Directions: Print all of the entries exactly, minus the pictures.

Source records:

- - - - -

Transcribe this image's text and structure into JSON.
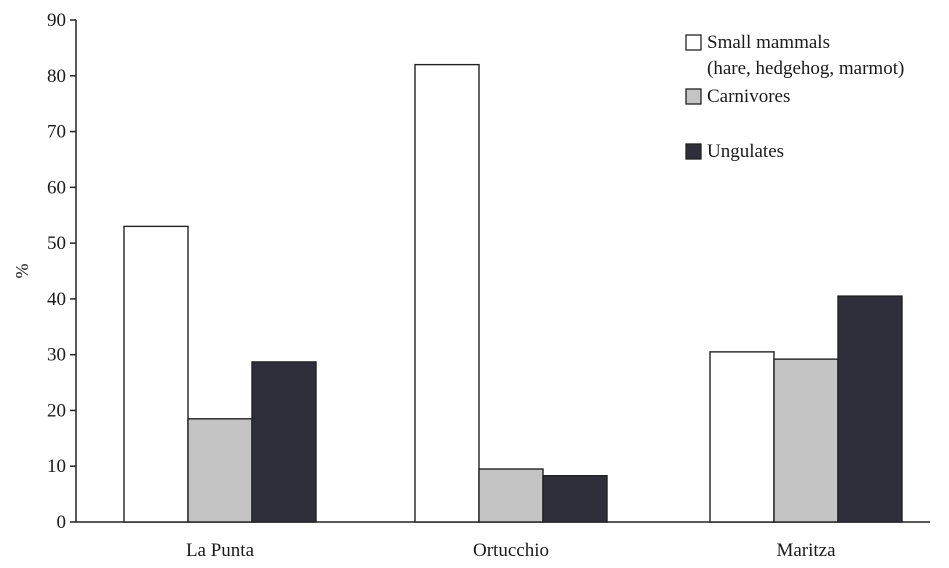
{
  "chart_data": {
    "type": "bar",
    "title": "",
    "xlabel": "",
    "ylabel": "%",
    "ylim": [
      0,
      90
    ],
    "yticks": [
      0,
      10,
      20,
      30,
      40,
      50,
      60,
      70,
      80,
      90
    ],
    "categories": [
      "La Punta",
      "Ortucchio",
      "Maritza"
    ],
    "series": [
      {
        "name": "Small mammals (hare, hedgehog, marmot)",
        "values": [
          53,
          82,
          30.5
        ],
        "color": "#ffffff"
      },
      {
        "name": "Carnivores",
        "values": [
          18.5,
          9.5,
          29.2
        ],
        "color": "#c4c4c4"
      },
      {
        "name": "Ungulates",
        "values": [
          28.7,
          8.3,
          40.5
        ],
        "color": "#2e2f3a"
      }
    ],
    "legend": {
      "placement": "top-right",
      "entries": [
        {
          "lines": [
            "Small mammals",
            "(hare, hedgehog, marmot)"
          ],
          "color": "#ffffff"
        },
        {
          "lines": [
            "Carnivores"
          ],
          "color": "#c4c4c4"
        },
        {
          "lines": [
            "Ungulates"
          ],
          "color": "#2e2f3a"
        }
      ]
    },
    "grid": false
  }
}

- - - - -

In response:
Transcribe this image's text and structure into JSON.
{
  "chart_data": {
    "type": "bar",
    "title": "",
    "xlabel": "",
    "ylabel": "%",
    "ylim": [
      0,
      90
    ],
    "yticks": [
      0,
      10,
      20,
      30,
      40,
      50,
      60,
      70,
      80,
      90
    ],
    "categories": [
      "La Punta",
      "Ortucchio",
      "Maritza"
    ],
    "series": [
      {
        "name": "Small mammals (hare, hedgehog, marmot)",
        "values": [
          53,
          82,
          30.5
        ],
        "color": "#ffffff"
      },
      {
        "name": "Carnivores",
        "values": [
          18.5,
          9.5,
          29.2
        ],
        "color": "#c4c4c4"
      },
      {
        "name": "Ungulates",
        "values": [
          28.7,
          8.3,
          40.5
        ],
        "color": "#2e2f3a"
      }
    ],
    "legend": {
      "placement": "top-right",
      "entries": [
        {
          "lines": [
            "Small mammals",
            "(hare, hedgehog, marmot)"
          ],
          "color": "#ffffff"
        },
        {
          "lines": [
            "Carnivores"
          ],
          "color": "#c4c4c4"
        },
        {
          "lines": [
            "Ungulates"
          ],
          "color": "#2e2f3a"
        }
      ]
    },
    "grid": false
  }
}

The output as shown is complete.